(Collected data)
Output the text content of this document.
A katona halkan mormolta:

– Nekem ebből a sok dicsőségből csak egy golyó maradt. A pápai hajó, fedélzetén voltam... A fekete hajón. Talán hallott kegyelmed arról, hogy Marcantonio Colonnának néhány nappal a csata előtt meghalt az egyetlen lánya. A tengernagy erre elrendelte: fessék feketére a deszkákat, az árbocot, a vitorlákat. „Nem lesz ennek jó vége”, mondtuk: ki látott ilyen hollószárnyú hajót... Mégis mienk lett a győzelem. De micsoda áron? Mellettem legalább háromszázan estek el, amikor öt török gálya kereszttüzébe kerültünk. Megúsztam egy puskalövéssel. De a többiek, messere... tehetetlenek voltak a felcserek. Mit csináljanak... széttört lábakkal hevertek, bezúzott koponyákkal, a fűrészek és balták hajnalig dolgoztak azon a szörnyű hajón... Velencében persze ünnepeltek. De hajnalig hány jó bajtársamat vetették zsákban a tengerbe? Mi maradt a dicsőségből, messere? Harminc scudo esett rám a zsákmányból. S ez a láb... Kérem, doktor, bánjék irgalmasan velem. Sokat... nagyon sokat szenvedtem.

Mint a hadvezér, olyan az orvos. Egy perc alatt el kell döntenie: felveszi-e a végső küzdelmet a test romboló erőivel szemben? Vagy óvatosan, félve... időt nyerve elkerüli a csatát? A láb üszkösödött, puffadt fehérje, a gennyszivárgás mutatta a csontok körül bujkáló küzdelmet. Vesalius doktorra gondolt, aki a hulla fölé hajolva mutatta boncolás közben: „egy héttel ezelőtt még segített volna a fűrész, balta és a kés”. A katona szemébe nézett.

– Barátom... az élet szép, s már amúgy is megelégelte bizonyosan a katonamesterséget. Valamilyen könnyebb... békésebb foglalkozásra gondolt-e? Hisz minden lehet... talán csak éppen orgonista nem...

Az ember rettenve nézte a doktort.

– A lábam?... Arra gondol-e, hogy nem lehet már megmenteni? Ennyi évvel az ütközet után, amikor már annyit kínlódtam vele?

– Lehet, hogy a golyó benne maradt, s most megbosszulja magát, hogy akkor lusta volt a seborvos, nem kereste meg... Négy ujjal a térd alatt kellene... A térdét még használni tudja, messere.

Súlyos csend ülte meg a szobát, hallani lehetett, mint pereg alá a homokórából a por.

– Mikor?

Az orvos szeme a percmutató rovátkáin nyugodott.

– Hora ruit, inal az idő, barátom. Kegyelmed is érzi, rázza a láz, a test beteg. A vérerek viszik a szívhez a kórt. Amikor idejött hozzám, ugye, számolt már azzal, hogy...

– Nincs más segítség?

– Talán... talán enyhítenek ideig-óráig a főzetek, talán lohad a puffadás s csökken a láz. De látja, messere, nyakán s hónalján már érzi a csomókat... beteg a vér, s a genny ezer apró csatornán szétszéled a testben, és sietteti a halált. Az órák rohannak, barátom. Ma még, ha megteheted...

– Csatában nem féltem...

■ What is needed ■
Retype all of the material, keeping each line exact.

■ Written answer ■
Output the text content of this document.
A katona halkan mormolta:

– Nekem ebből a sok dicsőségből csak egy golyó maradt. A pápai hajó, fedélzetén voltam... A fekete hajón. Talán hallott kegyelmed arról, hogy Marcantonio Colonnának néhány nappal a csata előtt meghalt az egyetlen lánya. A tengernagy erre elrendelte: fessék feketére a deszkákat, az árbocot, a vitorlákat. „Nem lesz ennek jó vége”, mondtuk: ki látott ilyen hollószárnyú hajót... Mégis mienk lett a győzelem. De micsoda áron? Mellettem legalább háromszázan estek el, amikor öt török gálya kereszttüzébe kerültünk. Megúsztam egy puskalövéssel. De a többiek, messere... tehetetlenek voltak a felcserek. Mit csináljanak... széttört lábakkal hevertek, bezúzott koponyákkal, a fűrészek és balták hajnalig dolgoztak azon a szörnyű hajón... Velencében persze ünnepeltek. De hajnalig hány jó bajtársamat vetették zsákban a tengerbe? Mi maradt a dicsőségből, messere? Harminc scudo esett rám a zsákmányból. S ez a láb... Kérem, doktor, bánjék irgalmasan velem. Sokat... nagyon sokat szenvedtem.

Mint a hadvezér, olyan az orvos. Egy perc alatt el kell döntenie: felveszi-e a végső küzdelmet a test romboló erőivel szemben? Vagy óvatosan, félve... időt nyerve elkerüli a csatát? A láb üszkösödött, puffadt fehérje, a gennyszivárgás mutatta a csontok körül bujkáló küzdelmet. Vesalius doktorra gondolt, aki a hulla fölé hajolva mutatta boncolás közben: „egy héttel ezelőtt még segített volna a fűrész, balta és a kés”. A katona szemébe nézett.

– Barátom... az élet szép, s már amúgy is megelégelte bizonyosan a katonamesterséget. Valamilyen könnyebb... békésebb foglalkozásra gondolt-e? Hisz minden lehet... talán csak éppen orgonista nem...

Az ember rettenve nézte a doktort.

– A lábam?... Arra gondol-e, hogy nem lehet már megmenteni? Ennyi évvel az ütközet után, amikor már annyit kínlódtam vele?

– Lehet, hogy a golyó benne maradt, s most megbosszulja magát, hogy akkor lusta volt a seborvos, nem kereste meg... Négy ujjal a térd alatt kellene... A térdét még használni tudja, messere.

Súlyos csend ülte meg a szobát, hallani lehetett, mint pereg alá a homokórából a por.

– Mikor?

Az orvos szeme a percmutató rovátkáin nyugodott.

– Hora ruit, inal az idő, barátom. Kegyelmed is érzi, rázza a láz, a test beteg. A vérerek viszik a szívhez a kórt. Amikor idejött hozzám, ugye, számolt már azzal, hogy...

– Nincs más segítség?

– Talán... talán enyhítenek ideig-óráig a főzetek, talán lohad a puffadás s csökken a láz. De látja, messere, nyakán s hónalján már érzi a csomókat... beteg a vér, s a genny ezer apró csatornán szétszéled a testben, és sietteti a halált. Az órák rohannak, barátom. Ma még, ha megteheted...

– Csatában nem féltem...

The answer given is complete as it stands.